O Consórcio Brasileiro de Pesquisa e Desenvolvimento do Café, criado em 1997, tem o objetivo de desenvolver estudos, pesquisas e atividades de desenvolvimento capazes de dar sustentação tecnológica e econômica ao agronegócio café. São 40 instituições envolvidas em 312 trabalhos de pesquisa divididos em 12 linhas viabilizadas por recursos que totalizam R$ 12 milhões.
De acordo com Nacif, um dos grandes passos do programa é a decodificação do genoma do café. Já existem trabalhos cujo objetivo é identificar os genes responsáveis pela produção das substâncias nutracêuticas, o que permitirá desenvolver variedades com maior teor dessas propriedades, além de reduzir os índices de cafeína. A decodificação do genoma também facilitará o desenvolvimento de variedades com paladar diferenciado, resistentes à geada ou ao calor excessivo.
+ + + +
- **Problema a resolver**: Retome o texto acima sobre o consórcio de pesquisa do café, dando sequência a partir da última frase.
+ + + +
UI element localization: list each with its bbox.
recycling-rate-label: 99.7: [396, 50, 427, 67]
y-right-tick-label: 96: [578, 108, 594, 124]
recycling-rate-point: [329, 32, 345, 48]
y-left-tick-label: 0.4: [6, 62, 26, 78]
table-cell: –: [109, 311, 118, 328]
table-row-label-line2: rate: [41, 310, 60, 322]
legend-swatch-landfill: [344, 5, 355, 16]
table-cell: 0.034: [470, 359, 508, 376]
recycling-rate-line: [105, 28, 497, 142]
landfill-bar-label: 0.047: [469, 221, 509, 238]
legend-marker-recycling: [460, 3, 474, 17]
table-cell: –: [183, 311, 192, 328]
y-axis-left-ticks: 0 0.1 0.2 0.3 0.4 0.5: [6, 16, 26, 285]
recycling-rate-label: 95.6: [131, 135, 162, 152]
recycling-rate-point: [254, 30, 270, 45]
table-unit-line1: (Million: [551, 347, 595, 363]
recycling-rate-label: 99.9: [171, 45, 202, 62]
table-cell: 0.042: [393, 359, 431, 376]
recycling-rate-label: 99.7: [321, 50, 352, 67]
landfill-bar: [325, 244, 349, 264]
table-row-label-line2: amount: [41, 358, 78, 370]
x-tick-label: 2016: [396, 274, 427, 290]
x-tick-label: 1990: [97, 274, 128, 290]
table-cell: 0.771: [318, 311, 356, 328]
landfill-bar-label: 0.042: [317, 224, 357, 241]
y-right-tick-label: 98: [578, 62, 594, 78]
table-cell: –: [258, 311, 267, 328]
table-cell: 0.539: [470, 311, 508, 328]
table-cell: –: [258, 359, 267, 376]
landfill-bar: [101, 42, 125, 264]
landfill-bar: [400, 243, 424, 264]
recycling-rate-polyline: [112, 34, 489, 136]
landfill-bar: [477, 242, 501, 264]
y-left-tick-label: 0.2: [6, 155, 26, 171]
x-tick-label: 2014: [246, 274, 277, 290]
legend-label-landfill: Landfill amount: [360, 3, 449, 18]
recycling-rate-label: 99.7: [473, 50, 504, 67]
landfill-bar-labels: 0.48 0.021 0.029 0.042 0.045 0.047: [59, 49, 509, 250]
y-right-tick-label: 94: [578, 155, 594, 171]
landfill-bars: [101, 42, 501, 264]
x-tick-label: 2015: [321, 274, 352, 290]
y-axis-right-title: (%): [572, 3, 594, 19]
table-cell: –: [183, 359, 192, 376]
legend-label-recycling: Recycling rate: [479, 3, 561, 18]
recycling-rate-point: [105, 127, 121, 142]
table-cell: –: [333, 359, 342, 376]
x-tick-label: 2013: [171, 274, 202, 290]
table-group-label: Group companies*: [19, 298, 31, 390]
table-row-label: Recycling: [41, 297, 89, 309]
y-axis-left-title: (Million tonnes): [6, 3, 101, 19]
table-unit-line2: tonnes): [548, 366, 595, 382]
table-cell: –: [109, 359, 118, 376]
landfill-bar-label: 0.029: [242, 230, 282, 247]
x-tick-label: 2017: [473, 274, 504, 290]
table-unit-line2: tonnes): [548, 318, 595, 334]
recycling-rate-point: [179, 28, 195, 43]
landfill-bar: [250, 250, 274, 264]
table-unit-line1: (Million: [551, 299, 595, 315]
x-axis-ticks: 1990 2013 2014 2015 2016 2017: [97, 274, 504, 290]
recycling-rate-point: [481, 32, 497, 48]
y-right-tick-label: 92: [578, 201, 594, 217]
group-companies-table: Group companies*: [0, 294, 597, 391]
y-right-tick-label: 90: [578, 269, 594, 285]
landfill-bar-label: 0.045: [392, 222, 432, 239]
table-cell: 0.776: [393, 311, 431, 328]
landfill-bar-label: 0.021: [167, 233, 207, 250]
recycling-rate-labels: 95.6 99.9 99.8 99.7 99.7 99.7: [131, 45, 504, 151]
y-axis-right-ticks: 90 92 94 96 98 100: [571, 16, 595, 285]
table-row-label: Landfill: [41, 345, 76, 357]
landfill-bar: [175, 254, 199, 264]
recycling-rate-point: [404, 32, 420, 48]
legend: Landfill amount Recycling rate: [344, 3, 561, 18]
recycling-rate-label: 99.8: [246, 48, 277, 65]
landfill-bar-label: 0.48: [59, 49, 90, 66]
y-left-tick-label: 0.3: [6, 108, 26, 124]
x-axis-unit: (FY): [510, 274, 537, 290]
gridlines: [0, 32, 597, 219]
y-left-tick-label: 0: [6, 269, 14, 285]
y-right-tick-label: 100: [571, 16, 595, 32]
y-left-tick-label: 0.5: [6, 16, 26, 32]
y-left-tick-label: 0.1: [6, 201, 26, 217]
+ + + +
- **Resultado do exercício**:
Entre outras tecnologias desenvolvidas pelo consórcio, ele também destacou a multiplicação clonal. A técnica permite obter, a partir de uma única folha de uma planta considerada superior, milhares de clones com as mesmas características.
‘‘Esse método permite desenvolver mudas em um ano e meio. Pela reprodução de sementes, são necessários três anos para a planta reproduzir as primeiras sementes e dez anos para conseguir uma quantidade ideal de mudas’’, avalia, lembrando que a clonagem tem também a vantagem de garantir um padrão às plantas, além de permitir a multiplicação de híbridos.